Records provided:
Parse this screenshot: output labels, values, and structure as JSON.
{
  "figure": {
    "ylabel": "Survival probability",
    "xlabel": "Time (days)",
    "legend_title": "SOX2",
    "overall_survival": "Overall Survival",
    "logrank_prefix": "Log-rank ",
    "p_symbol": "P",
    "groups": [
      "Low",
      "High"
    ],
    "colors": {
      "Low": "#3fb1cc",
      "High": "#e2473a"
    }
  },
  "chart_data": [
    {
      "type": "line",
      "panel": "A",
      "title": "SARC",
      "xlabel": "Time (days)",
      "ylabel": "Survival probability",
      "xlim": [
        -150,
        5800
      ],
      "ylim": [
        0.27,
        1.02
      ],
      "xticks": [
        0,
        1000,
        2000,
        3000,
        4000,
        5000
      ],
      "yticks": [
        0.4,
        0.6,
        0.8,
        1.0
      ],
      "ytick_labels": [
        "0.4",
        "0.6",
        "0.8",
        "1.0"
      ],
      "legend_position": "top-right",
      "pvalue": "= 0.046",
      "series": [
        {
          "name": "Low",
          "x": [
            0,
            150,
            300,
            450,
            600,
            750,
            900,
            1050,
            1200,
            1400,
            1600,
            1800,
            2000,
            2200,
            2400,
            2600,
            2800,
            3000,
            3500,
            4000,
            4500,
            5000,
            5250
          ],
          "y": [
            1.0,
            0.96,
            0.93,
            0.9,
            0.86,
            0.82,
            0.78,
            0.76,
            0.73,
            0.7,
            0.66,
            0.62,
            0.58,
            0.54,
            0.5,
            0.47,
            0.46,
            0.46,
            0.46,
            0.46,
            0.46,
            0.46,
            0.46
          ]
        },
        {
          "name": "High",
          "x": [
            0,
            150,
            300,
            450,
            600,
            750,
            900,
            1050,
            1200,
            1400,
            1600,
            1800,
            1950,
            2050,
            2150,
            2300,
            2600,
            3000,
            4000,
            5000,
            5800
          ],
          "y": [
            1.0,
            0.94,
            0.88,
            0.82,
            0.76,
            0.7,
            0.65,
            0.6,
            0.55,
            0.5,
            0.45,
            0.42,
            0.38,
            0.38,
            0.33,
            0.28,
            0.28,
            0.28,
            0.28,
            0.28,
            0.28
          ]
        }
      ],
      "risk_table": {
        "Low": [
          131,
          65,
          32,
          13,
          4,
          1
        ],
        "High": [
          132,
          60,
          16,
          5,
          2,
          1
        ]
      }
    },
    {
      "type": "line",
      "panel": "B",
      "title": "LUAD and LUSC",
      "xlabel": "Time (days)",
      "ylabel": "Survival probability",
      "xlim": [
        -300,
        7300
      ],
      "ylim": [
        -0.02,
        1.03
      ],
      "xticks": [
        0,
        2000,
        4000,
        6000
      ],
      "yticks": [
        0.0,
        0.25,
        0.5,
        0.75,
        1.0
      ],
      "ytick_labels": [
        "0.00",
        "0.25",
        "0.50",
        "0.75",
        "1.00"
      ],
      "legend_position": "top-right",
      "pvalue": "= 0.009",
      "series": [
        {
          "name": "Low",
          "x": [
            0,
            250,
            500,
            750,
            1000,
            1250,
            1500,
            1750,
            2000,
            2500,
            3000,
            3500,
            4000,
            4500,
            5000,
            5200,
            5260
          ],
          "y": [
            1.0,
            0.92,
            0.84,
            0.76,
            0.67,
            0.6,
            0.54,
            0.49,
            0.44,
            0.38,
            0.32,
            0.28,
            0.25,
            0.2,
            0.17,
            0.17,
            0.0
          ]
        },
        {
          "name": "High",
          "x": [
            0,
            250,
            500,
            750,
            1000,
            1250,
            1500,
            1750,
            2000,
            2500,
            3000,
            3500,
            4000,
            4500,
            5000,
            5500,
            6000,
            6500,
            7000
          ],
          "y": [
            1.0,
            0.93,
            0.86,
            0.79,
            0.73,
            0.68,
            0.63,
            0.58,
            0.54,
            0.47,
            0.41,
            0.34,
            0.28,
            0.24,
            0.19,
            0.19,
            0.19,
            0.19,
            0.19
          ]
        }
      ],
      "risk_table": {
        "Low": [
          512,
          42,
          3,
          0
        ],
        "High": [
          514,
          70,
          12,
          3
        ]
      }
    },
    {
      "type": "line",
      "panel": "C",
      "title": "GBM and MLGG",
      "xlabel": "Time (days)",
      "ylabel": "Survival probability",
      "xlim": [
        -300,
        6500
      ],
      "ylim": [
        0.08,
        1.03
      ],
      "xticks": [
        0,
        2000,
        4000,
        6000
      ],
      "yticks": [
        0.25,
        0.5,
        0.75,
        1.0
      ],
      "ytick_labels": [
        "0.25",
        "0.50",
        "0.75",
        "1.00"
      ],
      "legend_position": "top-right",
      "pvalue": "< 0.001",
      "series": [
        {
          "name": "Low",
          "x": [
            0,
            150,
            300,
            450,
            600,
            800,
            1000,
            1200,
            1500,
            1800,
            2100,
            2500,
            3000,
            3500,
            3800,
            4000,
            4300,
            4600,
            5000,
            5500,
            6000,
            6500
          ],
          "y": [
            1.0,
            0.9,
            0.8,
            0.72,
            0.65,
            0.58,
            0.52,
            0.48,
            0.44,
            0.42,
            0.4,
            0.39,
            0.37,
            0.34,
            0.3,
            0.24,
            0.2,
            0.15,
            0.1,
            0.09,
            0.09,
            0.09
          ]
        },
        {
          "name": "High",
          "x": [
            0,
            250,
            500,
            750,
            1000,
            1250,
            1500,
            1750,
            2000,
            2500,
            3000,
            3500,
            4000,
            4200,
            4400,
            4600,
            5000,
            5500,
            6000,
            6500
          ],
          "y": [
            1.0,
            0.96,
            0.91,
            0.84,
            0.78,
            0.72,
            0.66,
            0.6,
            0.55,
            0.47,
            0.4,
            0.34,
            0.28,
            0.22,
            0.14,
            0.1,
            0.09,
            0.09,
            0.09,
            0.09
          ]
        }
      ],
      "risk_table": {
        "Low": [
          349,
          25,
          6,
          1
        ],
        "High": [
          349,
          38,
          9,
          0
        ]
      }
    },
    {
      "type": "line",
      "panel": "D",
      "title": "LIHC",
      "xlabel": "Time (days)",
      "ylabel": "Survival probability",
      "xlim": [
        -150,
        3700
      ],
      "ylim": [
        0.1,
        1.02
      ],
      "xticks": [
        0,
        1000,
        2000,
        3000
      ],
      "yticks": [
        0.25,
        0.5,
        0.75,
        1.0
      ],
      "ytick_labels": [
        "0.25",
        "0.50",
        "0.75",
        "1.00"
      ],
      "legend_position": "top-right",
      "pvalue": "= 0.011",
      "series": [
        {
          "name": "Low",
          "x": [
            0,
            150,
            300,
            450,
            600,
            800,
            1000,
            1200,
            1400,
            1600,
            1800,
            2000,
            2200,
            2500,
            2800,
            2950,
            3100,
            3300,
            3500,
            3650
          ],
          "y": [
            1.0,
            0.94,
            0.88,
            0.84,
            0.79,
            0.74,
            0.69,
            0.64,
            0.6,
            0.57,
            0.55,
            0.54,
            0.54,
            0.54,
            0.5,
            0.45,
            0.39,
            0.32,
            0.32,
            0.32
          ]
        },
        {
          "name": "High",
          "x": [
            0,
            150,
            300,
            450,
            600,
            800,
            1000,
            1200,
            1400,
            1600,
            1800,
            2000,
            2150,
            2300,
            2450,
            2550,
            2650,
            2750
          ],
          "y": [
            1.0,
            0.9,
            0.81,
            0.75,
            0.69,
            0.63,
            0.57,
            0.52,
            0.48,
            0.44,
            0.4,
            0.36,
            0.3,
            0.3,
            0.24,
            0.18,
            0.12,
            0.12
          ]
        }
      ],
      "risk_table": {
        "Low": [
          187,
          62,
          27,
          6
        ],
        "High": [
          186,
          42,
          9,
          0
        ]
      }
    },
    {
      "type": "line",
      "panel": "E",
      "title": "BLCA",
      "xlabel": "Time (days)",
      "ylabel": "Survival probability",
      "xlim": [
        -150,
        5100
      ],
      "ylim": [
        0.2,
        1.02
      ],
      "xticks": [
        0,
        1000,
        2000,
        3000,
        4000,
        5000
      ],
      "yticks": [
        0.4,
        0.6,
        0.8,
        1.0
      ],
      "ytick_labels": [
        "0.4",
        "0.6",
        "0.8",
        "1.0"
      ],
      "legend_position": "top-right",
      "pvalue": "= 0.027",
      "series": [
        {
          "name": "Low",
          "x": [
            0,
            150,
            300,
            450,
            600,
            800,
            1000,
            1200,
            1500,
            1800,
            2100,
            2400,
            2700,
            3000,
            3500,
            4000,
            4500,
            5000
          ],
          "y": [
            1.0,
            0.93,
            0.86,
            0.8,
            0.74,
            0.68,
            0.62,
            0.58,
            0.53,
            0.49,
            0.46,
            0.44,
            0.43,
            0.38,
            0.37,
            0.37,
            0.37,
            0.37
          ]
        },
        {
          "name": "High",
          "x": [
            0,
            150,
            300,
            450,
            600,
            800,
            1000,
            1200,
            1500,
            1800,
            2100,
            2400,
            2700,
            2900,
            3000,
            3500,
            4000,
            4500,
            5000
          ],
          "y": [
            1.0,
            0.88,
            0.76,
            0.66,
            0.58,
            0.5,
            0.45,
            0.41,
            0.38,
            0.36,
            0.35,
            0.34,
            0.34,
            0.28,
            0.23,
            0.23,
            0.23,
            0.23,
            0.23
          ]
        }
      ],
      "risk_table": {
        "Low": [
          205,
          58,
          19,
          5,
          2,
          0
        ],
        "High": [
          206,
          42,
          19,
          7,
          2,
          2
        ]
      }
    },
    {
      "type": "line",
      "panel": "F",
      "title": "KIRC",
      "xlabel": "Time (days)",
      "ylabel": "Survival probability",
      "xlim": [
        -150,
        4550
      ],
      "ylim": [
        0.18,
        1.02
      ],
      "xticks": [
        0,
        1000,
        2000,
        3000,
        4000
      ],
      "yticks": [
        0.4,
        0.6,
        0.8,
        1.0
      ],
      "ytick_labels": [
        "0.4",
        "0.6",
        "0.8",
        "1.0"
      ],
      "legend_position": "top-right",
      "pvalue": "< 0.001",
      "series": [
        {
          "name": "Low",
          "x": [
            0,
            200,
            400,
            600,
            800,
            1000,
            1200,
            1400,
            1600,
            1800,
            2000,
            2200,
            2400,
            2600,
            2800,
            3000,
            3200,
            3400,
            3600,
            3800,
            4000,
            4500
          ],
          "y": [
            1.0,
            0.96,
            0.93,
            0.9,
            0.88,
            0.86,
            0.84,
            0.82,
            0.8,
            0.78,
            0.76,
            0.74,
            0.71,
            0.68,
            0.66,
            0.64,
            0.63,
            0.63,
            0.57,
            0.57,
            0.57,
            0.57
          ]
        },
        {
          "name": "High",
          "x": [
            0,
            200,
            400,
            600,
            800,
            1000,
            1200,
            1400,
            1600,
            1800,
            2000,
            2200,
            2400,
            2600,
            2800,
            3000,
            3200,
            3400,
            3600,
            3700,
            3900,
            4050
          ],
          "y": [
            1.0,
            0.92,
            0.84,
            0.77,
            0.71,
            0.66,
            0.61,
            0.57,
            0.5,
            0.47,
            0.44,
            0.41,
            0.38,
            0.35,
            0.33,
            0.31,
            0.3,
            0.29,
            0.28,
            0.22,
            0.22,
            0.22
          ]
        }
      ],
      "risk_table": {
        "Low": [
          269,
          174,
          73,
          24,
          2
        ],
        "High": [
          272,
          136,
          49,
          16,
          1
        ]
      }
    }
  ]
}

Given problem: Isolate each line of the listing above that includes "pvalue". Copy it.

Exercise response:
      "pvalue": "= 0.046",
      "pvalue": "= 0.009",
      "pvalue": "< 0.001",
      "pvalue": "= 0.011",
      "pvalue": "= 0.027",
      "pvalue": "< 0.001",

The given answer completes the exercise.